Goal
The exercise asks you to copy every line below in which "only" appears.

Dataset entries
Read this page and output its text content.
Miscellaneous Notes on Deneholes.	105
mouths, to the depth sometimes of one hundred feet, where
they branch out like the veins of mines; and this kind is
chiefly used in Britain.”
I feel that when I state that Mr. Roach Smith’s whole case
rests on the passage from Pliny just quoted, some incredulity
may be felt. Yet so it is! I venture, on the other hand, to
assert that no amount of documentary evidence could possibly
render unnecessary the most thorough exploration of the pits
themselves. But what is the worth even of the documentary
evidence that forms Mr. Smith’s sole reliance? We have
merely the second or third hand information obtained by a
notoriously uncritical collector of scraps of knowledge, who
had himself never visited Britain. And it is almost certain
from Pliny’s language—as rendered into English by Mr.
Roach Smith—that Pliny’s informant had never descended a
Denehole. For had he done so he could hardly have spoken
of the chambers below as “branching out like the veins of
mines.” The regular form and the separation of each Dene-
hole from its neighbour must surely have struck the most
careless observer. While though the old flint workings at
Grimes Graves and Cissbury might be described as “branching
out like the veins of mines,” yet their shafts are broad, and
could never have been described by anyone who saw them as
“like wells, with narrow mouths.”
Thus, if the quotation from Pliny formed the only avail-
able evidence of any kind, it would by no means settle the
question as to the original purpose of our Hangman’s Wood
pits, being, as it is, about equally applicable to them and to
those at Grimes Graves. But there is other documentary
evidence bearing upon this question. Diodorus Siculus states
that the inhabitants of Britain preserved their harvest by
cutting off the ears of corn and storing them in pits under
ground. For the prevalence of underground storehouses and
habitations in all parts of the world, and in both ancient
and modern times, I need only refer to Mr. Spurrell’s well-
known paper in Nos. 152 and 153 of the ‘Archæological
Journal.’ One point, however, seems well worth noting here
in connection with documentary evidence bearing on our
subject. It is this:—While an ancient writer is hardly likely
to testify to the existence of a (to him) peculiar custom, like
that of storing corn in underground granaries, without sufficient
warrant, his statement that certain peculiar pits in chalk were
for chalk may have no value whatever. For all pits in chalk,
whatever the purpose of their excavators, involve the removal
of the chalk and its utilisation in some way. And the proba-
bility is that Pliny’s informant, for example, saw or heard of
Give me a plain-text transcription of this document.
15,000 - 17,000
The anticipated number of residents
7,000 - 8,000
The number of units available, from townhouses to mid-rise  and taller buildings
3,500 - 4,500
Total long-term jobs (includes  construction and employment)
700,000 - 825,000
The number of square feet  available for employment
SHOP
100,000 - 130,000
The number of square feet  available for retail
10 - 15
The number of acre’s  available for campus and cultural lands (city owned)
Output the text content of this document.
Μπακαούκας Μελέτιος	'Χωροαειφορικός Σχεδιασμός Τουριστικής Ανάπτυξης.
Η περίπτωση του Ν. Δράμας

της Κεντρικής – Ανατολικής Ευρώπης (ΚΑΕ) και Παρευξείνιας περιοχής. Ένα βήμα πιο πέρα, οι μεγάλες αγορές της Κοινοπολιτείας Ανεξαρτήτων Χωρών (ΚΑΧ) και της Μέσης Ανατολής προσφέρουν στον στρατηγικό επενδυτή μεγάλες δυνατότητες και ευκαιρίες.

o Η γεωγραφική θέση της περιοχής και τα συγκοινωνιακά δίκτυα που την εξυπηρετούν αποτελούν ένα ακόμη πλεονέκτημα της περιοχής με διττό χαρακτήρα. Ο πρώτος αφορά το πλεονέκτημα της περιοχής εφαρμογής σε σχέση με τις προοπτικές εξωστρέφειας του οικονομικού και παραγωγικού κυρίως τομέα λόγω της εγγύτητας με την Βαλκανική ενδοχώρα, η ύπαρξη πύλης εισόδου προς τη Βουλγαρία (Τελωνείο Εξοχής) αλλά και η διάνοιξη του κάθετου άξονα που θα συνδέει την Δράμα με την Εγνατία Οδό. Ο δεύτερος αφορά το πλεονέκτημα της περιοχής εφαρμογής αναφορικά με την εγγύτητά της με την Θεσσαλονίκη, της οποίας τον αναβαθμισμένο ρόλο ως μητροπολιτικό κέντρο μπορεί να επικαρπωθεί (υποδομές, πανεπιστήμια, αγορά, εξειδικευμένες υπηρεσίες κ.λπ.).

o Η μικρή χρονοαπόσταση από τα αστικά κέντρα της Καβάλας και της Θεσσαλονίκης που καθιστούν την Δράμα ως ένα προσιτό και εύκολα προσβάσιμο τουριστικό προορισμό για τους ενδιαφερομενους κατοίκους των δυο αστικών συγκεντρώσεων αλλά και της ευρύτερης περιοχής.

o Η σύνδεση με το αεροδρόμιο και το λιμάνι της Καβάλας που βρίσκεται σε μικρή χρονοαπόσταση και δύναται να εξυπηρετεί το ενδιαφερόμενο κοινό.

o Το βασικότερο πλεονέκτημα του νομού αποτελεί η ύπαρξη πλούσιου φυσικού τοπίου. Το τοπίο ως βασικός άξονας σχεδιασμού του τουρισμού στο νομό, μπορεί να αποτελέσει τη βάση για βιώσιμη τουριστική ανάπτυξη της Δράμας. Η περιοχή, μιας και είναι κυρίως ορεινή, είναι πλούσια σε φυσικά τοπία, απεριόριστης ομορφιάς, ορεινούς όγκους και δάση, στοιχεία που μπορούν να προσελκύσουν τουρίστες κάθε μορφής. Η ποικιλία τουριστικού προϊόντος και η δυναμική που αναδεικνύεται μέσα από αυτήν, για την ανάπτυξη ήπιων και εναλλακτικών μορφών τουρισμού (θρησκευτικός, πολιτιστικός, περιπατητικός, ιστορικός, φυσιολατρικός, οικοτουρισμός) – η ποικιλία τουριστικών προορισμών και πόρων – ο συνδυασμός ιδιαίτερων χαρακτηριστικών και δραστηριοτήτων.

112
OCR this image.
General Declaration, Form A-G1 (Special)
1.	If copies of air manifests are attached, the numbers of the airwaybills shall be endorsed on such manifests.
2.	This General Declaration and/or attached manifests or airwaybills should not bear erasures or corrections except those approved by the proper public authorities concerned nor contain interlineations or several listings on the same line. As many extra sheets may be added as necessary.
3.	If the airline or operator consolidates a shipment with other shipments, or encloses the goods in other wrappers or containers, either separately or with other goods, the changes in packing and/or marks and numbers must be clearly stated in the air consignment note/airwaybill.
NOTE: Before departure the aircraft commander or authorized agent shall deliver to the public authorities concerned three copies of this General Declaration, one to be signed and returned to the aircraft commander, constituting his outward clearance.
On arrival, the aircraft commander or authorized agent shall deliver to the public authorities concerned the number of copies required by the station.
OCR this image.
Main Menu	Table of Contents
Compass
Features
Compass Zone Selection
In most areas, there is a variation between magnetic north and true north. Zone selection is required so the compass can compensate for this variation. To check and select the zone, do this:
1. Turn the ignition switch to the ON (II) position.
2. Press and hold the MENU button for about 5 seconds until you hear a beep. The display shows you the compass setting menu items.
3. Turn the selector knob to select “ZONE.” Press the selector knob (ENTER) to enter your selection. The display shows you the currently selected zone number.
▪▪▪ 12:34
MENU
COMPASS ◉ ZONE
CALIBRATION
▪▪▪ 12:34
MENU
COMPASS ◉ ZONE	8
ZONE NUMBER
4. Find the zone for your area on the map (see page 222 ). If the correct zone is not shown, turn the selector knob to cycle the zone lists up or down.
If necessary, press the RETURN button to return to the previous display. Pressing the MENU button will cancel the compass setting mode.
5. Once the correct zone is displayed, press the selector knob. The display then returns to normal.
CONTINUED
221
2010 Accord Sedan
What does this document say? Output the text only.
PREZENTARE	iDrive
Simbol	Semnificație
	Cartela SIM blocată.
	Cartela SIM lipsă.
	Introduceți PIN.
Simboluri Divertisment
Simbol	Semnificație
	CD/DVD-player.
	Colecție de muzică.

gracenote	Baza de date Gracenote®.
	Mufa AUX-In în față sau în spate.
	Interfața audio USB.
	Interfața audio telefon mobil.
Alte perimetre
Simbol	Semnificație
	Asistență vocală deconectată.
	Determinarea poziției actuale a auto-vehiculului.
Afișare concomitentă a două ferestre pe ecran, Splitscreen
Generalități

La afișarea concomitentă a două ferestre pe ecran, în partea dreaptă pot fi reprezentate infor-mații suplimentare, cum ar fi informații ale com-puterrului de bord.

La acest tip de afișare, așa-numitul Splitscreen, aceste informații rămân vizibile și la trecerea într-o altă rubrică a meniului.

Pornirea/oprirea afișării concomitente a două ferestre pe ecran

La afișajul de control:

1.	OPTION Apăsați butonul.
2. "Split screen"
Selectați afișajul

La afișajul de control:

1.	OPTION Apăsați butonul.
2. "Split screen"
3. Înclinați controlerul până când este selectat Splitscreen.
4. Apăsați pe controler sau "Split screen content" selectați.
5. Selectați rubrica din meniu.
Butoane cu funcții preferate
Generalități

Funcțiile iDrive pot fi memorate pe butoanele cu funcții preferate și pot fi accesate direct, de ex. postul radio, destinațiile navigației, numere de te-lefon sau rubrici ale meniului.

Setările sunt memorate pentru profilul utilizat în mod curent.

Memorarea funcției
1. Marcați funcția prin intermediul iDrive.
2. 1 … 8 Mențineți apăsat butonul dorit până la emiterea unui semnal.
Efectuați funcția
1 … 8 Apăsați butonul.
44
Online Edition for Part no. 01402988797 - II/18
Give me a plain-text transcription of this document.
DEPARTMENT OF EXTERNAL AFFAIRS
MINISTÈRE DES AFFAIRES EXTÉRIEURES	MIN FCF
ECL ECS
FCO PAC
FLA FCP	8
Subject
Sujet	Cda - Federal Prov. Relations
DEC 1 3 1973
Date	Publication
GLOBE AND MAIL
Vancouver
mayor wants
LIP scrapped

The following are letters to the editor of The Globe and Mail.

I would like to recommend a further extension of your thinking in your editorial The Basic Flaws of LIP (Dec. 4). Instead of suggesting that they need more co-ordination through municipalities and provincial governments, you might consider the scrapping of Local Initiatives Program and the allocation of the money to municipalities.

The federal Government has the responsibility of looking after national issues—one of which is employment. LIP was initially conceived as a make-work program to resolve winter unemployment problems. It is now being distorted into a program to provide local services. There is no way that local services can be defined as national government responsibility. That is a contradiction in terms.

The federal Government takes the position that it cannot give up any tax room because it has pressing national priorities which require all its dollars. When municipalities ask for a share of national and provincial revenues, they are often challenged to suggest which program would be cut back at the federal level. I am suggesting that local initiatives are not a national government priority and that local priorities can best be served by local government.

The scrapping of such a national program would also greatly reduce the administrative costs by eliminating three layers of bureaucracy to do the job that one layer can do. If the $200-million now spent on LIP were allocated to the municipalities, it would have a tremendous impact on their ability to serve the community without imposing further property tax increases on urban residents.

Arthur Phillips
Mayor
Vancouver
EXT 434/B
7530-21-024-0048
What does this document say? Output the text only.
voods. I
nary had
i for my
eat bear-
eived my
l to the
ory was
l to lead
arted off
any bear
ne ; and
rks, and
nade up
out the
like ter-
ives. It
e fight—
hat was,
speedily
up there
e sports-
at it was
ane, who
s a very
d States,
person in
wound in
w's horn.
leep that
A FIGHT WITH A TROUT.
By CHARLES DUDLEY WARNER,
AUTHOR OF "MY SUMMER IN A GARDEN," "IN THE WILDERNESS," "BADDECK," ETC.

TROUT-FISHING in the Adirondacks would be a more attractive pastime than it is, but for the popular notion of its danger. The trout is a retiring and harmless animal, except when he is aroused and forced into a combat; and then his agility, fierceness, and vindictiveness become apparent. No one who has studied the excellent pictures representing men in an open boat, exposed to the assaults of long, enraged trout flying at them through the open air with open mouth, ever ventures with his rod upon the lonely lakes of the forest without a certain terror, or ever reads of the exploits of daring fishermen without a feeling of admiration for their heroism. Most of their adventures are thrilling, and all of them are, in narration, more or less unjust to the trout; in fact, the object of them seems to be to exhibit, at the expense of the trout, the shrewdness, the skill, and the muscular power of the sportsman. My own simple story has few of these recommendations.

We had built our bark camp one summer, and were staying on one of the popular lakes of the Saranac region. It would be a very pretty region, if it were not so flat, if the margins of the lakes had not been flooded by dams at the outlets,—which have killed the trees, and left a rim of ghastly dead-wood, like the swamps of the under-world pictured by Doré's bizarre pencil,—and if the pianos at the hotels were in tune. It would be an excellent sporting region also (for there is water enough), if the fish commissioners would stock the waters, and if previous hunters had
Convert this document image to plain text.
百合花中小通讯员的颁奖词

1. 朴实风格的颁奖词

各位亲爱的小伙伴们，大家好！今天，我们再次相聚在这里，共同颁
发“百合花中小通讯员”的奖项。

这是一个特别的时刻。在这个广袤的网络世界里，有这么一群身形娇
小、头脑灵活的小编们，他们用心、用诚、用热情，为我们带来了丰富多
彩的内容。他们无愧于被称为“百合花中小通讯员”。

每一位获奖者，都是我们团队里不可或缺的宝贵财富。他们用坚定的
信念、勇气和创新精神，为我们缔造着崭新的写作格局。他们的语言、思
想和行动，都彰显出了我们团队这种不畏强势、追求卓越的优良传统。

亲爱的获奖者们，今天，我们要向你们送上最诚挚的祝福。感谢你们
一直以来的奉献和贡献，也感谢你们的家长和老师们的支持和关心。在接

Expected answer
Thus, if the quotation from Pliny formed the only avail-
and modern times, I need only refer to Mr. Spurrell’s well-
What does this document say? Output the text only.
What does this document say? Output the text only.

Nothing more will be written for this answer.